Required task: Search the material below for the string "objectives" and extract each line that has it.

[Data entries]
- - -

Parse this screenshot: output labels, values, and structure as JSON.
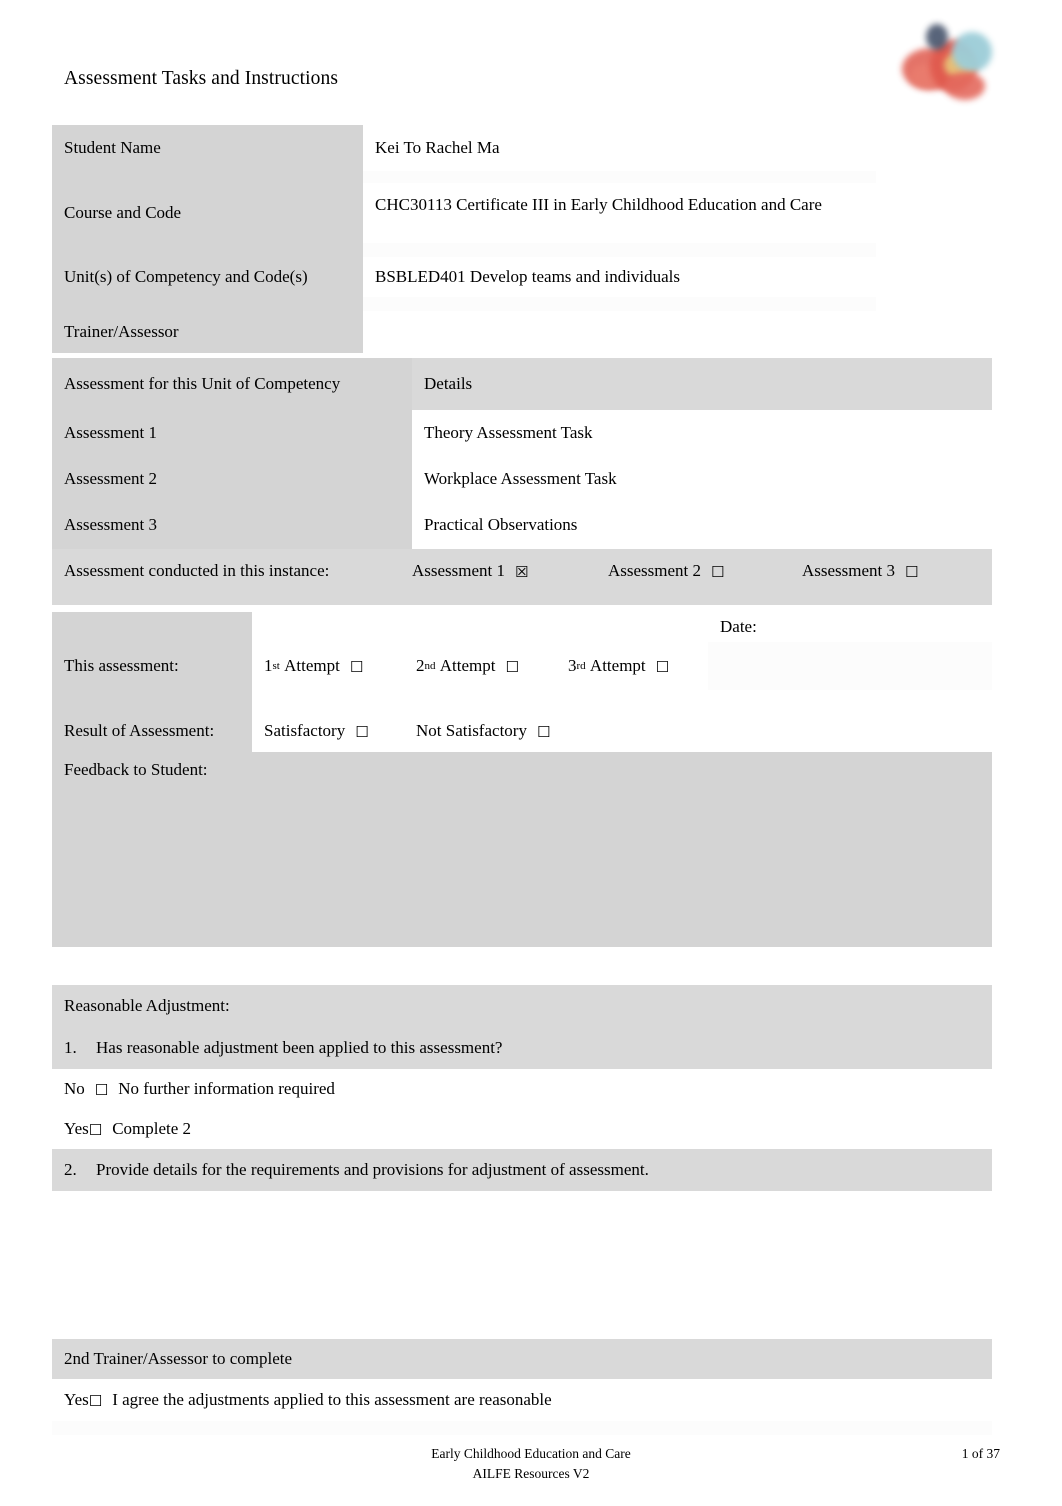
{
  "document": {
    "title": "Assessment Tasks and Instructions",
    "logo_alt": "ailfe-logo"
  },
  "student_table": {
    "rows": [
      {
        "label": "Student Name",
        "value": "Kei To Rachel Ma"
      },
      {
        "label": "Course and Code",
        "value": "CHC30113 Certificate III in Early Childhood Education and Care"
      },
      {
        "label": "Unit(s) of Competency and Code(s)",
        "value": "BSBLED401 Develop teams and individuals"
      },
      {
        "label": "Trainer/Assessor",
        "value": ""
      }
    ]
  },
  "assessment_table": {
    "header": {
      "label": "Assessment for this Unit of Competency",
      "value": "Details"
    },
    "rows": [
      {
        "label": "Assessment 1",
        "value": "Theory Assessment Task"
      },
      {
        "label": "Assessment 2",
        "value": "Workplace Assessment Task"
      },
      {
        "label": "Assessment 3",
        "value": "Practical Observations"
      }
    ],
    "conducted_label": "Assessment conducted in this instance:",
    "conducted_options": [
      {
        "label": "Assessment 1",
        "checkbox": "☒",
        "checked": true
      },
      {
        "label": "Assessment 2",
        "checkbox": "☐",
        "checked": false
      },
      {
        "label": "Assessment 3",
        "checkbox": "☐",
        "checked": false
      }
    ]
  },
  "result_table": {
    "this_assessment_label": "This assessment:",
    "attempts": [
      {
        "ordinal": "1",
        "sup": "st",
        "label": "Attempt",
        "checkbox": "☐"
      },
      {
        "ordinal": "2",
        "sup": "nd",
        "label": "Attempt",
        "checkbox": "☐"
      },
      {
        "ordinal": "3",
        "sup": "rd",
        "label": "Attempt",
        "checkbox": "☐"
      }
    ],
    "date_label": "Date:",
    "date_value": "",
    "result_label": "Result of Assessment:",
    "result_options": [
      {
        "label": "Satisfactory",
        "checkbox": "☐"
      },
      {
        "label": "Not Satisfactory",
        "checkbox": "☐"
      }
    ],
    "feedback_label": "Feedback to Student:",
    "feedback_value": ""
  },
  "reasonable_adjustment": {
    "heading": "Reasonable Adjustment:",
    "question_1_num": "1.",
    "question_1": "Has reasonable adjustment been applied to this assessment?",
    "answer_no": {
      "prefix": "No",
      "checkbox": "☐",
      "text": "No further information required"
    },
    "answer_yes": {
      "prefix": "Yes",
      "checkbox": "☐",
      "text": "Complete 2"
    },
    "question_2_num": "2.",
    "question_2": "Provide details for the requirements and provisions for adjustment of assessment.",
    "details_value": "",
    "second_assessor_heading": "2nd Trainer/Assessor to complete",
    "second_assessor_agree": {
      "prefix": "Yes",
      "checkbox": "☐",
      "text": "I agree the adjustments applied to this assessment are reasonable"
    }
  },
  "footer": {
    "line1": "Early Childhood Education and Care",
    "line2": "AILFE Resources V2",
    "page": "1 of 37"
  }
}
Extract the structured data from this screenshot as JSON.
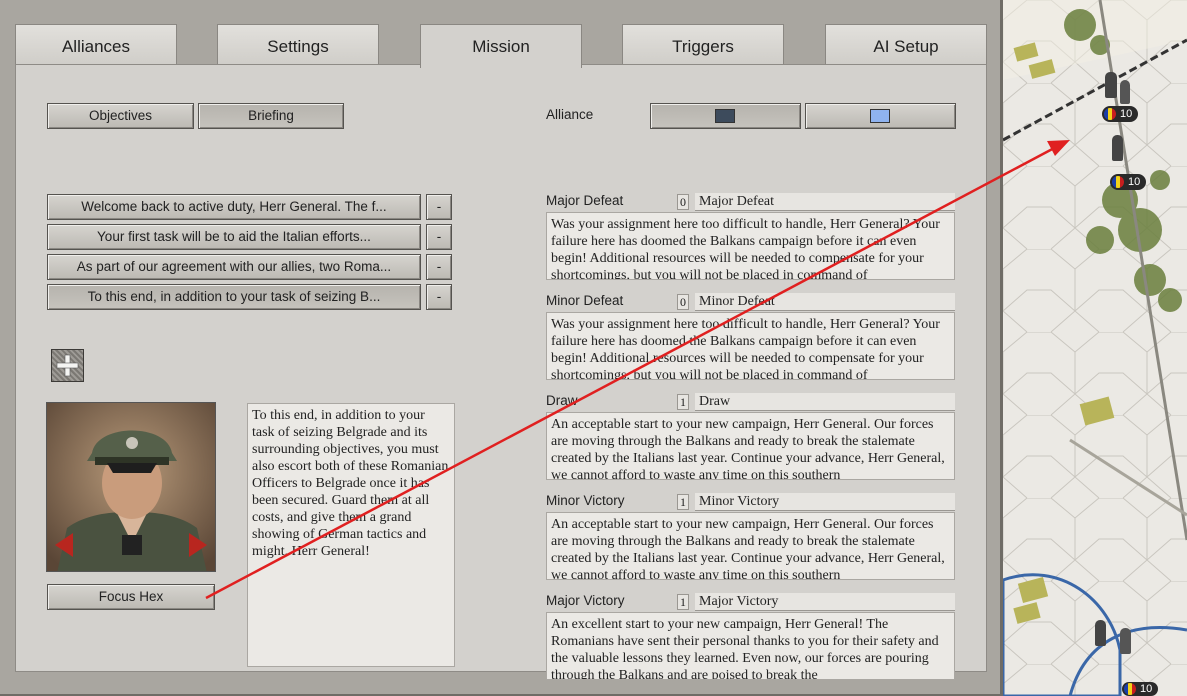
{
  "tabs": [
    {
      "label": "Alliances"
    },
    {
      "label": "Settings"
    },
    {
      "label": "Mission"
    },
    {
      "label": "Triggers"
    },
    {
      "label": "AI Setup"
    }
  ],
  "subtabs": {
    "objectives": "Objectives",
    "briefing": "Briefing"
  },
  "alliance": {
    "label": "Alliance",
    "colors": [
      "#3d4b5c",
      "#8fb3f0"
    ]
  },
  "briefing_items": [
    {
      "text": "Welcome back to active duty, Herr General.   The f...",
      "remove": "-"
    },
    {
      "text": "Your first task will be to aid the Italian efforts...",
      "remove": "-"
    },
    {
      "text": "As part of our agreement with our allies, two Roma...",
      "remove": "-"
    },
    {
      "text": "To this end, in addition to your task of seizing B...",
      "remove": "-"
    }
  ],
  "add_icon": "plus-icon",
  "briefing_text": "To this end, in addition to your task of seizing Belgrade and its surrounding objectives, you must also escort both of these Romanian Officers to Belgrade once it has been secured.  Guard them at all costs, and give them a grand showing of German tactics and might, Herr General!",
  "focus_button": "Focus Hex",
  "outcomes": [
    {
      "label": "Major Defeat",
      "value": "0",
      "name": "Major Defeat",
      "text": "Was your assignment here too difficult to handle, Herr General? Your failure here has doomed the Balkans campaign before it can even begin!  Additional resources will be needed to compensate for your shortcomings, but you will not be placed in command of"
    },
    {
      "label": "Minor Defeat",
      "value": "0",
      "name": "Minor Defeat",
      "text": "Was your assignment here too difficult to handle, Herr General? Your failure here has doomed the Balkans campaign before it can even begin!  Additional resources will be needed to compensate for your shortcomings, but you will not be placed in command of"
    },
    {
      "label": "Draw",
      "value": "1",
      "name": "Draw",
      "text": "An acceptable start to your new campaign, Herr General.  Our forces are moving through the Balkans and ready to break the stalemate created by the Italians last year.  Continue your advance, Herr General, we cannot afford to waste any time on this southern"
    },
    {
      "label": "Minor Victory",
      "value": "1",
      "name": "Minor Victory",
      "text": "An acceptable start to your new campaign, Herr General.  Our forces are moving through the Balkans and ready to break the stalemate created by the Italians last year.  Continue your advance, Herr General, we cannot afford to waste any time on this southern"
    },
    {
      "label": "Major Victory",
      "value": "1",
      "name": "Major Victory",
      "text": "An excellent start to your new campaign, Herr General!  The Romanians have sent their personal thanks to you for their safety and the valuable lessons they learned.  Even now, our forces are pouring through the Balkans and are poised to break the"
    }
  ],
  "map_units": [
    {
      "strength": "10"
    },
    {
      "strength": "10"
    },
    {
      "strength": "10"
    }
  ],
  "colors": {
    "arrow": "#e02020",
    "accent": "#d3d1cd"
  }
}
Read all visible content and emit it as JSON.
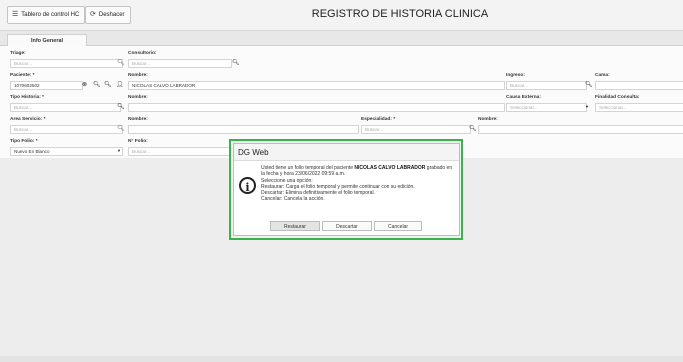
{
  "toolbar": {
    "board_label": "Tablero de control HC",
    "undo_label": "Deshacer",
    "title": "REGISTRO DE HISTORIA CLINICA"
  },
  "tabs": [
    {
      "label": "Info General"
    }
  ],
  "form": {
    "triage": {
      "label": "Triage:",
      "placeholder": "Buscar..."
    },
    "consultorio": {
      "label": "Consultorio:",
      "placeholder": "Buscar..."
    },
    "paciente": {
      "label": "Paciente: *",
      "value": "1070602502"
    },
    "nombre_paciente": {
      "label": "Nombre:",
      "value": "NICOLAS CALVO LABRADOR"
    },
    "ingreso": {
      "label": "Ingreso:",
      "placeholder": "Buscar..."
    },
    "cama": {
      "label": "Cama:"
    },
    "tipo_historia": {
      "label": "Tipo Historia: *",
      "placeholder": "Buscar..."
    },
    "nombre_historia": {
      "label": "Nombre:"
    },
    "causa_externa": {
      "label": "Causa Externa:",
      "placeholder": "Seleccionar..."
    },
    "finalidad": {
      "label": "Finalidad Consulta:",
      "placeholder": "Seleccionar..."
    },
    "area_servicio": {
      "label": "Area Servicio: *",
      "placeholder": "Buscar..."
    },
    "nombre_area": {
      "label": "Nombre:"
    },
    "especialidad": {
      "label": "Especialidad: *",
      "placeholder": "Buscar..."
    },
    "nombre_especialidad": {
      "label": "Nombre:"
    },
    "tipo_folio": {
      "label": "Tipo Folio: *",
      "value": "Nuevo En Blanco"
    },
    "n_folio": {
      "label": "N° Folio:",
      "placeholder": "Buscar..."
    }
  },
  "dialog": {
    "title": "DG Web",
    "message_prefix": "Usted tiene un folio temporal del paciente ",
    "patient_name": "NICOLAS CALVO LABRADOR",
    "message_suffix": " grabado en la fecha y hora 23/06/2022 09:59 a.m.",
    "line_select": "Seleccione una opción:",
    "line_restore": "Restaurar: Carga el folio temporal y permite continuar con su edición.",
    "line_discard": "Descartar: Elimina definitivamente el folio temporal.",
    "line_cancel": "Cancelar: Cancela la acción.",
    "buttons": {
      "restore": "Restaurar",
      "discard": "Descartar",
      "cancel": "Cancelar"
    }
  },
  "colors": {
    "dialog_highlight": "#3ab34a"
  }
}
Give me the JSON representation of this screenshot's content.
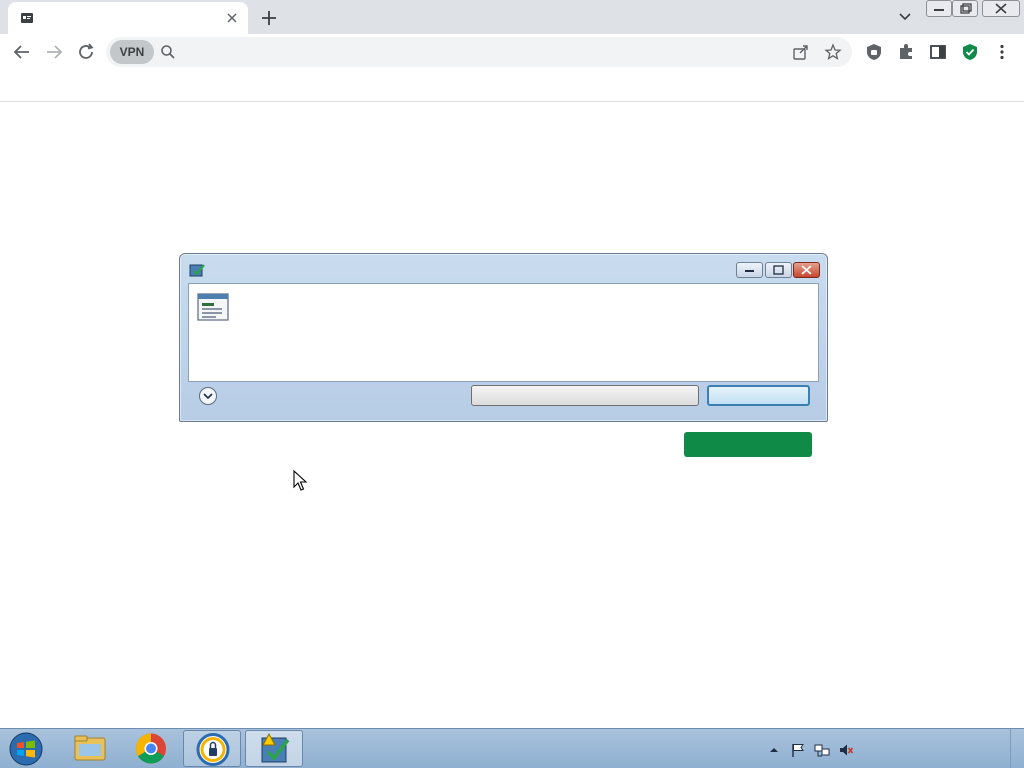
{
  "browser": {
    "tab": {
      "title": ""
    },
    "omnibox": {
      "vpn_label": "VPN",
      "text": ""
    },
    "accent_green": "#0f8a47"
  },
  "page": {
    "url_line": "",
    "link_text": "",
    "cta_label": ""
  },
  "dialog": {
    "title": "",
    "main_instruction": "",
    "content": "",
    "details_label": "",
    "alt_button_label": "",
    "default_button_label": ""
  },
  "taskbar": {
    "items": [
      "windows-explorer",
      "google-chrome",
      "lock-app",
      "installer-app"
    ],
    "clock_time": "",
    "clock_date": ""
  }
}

- - -

Solved problem:
    "objectives": "Objectives",
  "briefing_text": "To this end, in addition to your task of seizing Belgrade and its surrounding objectives, you must also escort both of these Romanian Officers to Belgrade once it has been secured.  Guard them at all costs, and give them a grand showing of German tactics and might, Herr General!",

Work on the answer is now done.